From the entries below, count every line that contains the word "this". Please give the number and nothing else.

# RECORDS PROVIDED:
=====

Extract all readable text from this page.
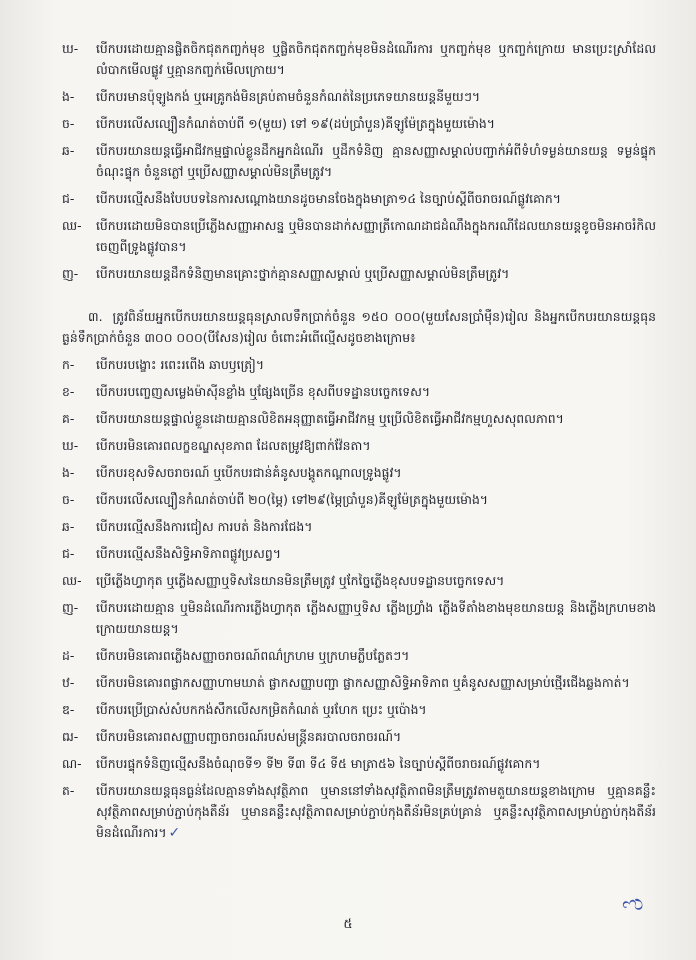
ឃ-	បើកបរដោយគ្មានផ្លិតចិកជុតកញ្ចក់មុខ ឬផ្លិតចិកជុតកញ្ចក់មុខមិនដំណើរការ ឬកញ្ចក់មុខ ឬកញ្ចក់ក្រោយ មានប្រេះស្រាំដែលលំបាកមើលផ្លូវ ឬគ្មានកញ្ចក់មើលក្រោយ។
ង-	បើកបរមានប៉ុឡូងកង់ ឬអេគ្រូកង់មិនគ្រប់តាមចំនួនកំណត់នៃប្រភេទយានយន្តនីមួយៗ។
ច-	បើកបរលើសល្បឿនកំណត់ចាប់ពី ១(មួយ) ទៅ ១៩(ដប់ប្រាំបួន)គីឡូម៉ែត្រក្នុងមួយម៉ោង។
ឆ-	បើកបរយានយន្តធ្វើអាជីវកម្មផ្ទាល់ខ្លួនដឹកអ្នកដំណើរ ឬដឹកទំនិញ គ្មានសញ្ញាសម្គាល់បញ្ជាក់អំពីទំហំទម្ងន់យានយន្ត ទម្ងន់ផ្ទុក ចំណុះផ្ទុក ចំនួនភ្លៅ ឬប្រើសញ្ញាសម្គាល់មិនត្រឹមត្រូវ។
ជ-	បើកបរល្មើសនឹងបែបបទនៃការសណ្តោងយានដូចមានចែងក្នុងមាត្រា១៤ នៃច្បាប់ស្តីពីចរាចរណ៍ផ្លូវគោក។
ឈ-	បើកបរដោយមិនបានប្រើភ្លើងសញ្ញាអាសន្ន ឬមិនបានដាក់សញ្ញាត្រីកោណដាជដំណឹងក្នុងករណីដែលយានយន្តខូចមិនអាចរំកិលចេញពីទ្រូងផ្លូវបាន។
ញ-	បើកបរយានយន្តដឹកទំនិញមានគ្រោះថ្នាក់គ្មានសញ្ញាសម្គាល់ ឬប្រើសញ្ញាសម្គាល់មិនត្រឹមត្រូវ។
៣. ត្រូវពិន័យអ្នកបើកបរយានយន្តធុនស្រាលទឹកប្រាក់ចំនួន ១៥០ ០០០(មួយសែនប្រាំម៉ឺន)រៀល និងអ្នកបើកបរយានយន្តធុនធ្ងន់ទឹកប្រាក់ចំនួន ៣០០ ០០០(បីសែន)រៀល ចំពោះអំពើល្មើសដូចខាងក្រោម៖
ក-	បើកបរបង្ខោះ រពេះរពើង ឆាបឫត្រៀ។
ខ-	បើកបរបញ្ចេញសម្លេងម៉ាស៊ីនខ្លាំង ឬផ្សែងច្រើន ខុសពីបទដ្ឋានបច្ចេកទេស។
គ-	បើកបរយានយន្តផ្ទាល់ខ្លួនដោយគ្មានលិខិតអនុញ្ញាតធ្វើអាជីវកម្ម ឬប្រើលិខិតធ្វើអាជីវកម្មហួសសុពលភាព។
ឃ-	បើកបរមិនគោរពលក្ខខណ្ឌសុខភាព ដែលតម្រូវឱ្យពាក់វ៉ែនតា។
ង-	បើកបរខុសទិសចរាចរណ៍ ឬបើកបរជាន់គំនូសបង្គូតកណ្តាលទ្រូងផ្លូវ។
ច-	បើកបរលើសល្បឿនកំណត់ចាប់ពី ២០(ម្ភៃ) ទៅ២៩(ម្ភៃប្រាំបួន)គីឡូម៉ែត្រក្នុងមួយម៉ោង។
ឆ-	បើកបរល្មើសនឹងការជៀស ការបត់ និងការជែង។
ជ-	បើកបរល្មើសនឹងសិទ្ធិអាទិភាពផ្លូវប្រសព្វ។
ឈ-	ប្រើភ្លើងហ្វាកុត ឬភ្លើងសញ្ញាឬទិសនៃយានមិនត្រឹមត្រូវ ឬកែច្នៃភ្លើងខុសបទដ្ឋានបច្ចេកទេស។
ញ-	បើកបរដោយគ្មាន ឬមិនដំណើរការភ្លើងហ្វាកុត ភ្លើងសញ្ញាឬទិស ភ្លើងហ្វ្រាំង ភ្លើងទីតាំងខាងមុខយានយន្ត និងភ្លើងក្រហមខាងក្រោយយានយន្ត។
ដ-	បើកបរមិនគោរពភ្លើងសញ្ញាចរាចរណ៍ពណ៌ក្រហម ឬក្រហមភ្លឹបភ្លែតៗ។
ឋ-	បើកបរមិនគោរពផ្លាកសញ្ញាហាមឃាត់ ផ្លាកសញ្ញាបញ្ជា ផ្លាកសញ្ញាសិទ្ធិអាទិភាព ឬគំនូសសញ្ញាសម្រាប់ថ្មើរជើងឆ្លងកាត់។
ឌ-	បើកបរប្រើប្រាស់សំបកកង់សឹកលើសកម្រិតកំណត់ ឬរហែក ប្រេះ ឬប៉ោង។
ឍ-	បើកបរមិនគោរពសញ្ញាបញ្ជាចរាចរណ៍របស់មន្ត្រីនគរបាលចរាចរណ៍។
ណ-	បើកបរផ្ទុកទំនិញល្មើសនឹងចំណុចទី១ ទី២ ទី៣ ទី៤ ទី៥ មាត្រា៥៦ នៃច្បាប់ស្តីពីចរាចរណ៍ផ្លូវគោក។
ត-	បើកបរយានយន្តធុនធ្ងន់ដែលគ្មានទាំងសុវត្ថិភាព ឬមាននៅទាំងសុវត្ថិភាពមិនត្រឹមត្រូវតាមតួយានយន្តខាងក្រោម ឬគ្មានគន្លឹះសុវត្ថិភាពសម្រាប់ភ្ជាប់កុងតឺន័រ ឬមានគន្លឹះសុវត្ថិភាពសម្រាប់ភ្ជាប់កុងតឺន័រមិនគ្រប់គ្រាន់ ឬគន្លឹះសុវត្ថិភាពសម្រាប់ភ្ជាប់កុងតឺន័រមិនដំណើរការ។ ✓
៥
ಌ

=====

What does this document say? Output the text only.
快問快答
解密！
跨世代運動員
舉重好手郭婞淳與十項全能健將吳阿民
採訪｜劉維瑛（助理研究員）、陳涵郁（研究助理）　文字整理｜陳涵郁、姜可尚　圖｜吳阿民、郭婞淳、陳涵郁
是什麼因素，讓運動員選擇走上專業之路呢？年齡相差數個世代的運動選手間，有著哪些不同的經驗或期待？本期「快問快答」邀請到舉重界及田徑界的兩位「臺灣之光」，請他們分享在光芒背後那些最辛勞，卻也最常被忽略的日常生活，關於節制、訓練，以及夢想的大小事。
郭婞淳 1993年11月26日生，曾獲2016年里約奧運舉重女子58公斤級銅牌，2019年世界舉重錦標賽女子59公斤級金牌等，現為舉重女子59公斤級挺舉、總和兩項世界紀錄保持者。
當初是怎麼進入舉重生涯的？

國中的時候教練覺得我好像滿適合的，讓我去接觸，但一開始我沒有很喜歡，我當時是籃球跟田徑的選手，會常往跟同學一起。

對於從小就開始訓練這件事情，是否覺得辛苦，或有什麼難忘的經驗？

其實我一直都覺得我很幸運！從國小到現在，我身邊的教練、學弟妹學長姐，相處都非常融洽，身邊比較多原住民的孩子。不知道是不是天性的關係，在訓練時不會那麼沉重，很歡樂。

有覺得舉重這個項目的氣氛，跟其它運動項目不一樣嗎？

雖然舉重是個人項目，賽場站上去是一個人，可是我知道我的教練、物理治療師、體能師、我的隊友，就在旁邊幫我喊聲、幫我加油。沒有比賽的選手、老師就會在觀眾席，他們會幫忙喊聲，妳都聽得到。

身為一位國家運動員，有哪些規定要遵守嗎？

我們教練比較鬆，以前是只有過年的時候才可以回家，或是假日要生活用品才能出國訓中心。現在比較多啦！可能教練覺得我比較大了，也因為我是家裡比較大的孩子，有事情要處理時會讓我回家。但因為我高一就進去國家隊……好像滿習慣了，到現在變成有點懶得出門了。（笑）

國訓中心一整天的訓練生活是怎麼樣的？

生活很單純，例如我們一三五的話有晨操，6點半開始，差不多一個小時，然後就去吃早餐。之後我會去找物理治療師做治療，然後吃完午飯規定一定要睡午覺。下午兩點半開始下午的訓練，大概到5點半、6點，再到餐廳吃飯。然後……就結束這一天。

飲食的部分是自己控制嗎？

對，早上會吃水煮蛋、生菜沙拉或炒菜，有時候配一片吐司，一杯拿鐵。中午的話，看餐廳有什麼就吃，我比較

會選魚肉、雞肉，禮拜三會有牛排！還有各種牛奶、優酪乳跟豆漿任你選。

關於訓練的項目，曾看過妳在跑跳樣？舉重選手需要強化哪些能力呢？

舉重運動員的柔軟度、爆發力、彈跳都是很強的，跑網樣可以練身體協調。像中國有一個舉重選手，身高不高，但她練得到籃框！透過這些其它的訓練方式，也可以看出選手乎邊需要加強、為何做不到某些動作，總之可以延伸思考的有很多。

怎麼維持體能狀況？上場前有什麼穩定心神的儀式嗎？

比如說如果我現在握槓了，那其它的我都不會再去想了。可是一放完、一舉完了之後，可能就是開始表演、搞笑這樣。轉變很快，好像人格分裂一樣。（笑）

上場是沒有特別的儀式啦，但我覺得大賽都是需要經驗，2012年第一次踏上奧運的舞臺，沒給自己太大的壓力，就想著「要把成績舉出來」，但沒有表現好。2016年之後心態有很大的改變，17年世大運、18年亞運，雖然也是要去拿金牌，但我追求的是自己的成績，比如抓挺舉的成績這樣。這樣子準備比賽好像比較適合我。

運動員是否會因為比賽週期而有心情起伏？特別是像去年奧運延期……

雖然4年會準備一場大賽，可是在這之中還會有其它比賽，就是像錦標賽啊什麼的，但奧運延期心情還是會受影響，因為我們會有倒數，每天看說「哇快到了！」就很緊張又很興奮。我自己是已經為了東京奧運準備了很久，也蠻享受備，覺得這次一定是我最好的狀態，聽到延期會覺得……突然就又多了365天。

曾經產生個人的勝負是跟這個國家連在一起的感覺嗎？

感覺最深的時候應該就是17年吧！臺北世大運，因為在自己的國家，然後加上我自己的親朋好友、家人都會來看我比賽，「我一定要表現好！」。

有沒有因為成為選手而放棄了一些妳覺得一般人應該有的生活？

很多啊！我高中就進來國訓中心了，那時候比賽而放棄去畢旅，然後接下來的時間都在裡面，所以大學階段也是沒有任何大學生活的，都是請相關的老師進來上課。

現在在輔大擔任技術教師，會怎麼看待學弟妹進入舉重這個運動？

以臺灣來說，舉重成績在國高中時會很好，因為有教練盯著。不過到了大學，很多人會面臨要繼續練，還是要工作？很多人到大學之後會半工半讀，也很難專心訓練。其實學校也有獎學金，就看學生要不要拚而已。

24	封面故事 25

=====

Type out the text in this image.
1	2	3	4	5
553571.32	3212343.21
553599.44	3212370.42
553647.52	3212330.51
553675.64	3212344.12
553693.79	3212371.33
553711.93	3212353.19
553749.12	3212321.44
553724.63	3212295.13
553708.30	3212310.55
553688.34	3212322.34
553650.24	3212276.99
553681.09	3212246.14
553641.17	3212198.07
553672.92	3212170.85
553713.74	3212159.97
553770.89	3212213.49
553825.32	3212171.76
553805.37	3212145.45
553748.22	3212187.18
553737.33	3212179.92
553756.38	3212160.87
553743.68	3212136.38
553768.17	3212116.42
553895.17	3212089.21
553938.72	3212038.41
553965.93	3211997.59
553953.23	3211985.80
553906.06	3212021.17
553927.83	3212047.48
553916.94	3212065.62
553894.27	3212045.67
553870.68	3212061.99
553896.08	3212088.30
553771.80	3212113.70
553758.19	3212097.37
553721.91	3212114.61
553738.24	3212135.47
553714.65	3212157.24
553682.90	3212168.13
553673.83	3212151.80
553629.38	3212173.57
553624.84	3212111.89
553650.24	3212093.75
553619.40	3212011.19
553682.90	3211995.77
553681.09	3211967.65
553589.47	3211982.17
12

=====

# ANSWER IN FULL:
3